== Stated task ==
Find each line with the string "series" and copy it.

== Supplied data ==
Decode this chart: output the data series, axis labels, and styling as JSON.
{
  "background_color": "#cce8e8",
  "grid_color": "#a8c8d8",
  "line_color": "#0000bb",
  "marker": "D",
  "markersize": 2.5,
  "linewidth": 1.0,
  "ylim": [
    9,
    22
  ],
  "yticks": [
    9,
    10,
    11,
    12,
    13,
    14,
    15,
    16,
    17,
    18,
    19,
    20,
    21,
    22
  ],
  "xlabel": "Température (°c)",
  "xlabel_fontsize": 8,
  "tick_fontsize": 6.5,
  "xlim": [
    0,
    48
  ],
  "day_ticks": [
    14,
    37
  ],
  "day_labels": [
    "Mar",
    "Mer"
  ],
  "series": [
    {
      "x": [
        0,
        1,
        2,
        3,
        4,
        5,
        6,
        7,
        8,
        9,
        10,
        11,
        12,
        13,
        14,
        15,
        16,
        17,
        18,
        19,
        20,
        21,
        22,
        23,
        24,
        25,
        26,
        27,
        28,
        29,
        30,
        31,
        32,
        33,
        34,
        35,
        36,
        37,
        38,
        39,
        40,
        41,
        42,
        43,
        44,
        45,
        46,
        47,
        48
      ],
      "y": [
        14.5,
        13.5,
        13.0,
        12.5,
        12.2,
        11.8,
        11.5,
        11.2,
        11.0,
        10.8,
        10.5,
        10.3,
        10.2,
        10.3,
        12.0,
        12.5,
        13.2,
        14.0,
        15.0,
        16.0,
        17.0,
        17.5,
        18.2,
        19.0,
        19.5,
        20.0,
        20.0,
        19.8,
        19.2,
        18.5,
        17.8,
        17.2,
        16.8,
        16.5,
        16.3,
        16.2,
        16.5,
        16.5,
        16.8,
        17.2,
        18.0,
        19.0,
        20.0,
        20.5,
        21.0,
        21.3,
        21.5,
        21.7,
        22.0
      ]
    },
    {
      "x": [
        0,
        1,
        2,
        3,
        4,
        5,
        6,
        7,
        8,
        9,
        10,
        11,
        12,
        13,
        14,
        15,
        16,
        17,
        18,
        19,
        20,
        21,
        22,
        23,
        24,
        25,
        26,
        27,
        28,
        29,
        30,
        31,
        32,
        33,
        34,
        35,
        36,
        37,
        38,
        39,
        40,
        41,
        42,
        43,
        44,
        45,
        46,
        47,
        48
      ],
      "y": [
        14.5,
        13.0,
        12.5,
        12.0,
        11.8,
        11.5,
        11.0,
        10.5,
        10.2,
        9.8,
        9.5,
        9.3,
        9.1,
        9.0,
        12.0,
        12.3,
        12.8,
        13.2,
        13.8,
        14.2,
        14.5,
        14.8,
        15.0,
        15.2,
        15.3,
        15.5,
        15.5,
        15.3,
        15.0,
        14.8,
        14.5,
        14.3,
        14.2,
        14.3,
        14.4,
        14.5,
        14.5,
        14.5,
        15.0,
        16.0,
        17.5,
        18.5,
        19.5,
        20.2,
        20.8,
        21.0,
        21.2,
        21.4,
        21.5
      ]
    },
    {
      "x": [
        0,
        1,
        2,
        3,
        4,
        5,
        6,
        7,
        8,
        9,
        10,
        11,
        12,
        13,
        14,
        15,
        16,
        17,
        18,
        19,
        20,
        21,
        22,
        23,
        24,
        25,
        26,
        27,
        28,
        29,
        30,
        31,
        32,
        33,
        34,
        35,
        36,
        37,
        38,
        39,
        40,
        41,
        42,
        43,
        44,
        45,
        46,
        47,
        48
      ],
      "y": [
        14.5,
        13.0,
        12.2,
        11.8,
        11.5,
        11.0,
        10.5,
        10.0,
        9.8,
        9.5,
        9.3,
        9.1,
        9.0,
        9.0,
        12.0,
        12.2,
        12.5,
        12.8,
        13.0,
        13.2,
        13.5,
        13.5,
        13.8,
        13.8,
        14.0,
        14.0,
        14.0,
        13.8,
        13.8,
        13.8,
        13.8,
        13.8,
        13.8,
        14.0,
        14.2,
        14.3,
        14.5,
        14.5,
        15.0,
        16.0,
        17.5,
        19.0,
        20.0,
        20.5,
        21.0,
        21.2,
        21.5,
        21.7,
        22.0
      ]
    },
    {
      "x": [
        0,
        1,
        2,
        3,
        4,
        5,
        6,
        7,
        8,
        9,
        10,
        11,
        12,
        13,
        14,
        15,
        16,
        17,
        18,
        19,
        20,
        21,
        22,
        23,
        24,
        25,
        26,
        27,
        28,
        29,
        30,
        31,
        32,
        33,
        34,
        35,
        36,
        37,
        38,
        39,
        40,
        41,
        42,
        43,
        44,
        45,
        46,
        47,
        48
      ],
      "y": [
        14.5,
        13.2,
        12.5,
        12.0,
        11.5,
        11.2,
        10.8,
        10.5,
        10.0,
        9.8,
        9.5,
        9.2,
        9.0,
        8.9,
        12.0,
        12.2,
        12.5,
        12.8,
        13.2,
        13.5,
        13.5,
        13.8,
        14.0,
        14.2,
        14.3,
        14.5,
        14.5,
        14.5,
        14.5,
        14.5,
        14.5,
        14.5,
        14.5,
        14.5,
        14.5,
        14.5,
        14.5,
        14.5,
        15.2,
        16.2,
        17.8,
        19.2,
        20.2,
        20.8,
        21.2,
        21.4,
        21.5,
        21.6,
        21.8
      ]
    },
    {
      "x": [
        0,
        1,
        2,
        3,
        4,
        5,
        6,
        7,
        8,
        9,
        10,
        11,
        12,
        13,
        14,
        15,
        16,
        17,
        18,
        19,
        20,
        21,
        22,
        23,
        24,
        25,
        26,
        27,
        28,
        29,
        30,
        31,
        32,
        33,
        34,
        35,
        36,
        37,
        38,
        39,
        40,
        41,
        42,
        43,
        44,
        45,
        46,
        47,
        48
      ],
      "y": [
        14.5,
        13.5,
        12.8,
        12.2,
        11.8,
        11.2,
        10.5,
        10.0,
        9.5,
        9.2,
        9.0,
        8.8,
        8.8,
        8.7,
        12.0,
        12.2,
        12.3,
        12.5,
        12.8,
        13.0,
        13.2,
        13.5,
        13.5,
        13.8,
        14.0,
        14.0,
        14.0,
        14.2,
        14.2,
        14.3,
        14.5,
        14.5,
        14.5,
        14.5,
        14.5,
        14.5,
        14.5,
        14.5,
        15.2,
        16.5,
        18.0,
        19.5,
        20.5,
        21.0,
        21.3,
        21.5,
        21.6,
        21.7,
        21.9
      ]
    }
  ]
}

== Complete answer ==
Decode this chart: output the data series, axis labels, and styling as JSON.
  "series": [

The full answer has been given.